◆ Set problem
Using the records provided below, locate and copy each line that contains the word "JSON".

◆ Records to use
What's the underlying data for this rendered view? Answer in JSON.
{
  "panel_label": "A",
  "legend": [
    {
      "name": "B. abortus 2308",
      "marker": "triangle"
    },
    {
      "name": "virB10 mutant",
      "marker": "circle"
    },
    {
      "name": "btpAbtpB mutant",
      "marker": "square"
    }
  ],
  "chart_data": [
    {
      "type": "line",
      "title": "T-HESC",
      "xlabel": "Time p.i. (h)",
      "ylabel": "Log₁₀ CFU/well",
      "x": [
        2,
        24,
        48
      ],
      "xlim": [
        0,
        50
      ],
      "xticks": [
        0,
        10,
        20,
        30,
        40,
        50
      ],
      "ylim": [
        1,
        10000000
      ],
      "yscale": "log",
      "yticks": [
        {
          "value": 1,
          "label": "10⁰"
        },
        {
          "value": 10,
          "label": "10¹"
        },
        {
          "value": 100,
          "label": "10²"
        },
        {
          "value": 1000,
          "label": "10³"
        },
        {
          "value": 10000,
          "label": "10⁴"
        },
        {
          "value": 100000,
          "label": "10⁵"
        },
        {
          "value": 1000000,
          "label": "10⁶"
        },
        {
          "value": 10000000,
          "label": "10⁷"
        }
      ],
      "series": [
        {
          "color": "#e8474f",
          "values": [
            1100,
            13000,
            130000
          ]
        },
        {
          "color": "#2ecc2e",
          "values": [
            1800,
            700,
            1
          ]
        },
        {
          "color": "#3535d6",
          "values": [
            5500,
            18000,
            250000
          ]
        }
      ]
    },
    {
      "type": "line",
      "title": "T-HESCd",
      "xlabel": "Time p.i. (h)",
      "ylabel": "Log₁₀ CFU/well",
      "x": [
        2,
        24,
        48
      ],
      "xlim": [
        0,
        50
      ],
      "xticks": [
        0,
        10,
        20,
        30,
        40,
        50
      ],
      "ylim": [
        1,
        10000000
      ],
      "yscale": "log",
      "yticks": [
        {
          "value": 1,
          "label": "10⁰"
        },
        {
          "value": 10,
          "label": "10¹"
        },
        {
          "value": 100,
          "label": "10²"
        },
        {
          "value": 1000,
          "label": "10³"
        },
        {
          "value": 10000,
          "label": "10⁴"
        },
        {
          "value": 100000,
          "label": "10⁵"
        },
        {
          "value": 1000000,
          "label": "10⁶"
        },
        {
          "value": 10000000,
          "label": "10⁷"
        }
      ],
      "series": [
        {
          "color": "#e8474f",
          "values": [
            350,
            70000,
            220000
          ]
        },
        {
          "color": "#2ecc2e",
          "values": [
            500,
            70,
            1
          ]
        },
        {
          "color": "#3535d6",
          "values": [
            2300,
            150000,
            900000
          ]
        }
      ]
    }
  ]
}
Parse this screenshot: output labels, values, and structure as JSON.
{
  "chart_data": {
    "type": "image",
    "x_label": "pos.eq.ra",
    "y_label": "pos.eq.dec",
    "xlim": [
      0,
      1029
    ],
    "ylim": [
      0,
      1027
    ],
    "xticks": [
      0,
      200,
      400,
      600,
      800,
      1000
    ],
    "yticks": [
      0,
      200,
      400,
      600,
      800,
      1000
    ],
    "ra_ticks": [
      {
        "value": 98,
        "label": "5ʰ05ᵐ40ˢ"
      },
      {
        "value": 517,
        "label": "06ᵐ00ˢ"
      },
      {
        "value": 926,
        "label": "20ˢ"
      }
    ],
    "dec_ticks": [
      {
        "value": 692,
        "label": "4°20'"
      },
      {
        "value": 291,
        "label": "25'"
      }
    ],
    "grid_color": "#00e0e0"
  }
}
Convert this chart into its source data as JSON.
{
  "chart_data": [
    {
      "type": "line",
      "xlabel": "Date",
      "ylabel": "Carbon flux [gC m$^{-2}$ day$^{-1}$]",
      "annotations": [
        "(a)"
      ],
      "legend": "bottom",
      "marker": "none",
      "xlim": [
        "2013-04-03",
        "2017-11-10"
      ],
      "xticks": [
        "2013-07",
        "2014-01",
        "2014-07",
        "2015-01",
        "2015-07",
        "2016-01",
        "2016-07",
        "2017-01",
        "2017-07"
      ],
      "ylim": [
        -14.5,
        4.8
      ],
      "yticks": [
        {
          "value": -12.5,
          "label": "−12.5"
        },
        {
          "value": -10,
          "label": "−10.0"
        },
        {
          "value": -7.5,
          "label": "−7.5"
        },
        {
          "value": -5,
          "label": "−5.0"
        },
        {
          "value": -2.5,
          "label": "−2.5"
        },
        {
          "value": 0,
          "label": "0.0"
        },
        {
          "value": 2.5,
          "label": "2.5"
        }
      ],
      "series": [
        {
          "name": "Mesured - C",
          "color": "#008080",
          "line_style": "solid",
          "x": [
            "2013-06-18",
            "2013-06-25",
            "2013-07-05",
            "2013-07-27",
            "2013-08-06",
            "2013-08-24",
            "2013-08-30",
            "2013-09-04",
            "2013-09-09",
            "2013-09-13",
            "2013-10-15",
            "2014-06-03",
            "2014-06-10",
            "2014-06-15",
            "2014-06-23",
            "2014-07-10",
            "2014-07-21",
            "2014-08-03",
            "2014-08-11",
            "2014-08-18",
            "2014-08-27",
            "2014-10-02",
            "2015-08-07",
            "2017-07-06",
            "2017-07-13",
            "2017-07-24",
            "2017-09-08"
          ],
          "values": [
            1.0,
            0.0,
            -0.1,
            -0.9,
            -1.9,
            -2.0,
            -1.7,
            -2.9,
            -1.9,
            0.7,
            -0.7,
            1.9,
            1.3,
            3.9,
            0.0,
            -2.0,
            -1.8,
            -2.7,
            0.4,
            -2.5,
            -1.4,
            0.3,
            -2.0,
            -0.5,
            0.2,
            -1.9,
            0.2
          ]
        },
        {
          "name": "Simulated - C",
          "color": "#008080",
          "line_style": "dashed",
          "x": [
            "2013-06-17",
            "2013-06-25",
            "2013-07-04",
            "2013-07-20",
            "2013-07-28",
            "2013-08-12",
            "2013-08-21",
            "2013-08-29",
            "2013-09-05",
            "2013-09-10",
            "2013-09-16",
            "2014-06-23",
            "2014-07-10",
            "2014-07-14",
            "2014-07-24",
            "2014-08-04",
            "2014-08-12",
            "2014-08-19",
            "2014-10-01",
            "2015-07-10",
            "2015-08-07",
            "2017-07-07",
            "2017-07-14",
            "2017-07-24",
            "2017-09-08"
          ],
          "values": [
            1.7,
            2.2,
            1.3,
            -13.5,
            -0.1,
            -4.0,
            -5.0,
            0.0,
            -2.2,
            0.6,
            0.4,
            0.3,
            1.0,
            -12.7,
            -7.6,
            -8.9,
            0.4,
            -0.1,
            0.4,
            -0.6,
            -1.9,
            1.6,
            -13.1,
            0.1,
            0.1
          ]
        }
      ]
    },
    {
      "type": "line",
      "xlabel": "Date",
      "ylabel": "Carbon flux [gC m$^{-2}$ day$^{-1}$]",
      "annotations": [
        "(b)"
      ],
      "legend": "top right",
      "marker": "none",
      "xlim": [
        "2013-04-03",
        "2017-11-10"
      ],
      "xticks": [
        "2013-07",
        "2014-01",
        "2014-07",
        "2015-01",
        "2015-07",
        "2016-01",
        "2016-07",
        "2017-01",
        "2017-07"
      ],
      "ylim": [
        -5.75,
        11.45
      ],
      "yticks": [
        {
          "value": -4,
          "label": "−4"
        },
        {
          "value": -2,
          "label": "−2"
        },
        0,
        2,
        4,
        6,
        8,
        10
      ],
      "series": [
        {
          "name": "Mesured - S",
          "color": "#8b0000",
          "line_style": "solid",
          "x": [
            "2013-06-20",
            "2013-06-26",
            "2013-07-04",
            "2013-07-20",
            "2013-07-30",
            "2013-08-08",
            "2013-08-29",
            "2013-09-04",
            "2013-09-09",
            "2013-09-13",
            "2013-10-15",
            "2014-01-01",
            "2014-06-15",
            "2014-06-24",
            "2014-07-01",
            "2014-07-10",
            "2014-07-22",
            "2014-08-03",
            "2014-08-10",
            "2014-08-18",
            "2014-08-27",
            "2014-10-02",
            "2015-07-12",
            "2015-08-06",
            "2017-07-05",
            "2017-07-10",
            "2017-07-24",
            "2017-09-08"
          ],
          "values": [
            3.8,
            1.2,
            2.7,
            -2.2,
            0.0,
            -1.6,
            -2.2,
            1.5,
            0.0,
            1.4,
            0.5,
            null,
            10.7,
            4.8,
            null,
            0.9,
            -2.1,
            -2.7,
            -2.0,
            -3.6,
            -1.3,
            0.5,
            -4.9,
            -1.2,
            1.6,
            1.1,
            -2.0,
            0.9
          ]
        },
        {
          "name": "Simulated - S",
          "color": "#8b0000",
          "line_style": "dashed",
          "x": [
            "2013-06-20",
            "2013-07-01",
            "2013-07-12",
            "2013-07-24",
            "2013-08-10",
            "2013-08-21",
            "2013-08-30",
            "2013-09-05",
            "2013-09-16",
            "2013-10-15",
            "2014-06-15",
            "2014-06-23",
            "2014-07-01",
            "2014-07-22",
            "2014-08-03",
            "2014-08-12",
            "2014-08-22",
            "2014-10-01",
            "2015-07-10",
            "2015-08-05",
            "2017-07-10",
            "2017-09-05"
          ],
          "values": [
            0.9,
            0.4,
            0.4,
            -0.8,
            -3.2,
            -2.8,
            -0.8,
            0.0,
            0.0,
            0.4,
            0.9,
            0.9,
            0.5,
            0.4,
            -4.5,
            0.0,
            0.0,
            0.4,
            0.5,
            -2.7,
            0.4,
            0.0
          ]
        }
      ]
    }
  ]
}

◆ Written solution
What's the underlying data for this rendered view? Answer in JSON.
Parse this screenshot: output labels, values, and structure as JSON.
Convert this chart into its source data as JSON.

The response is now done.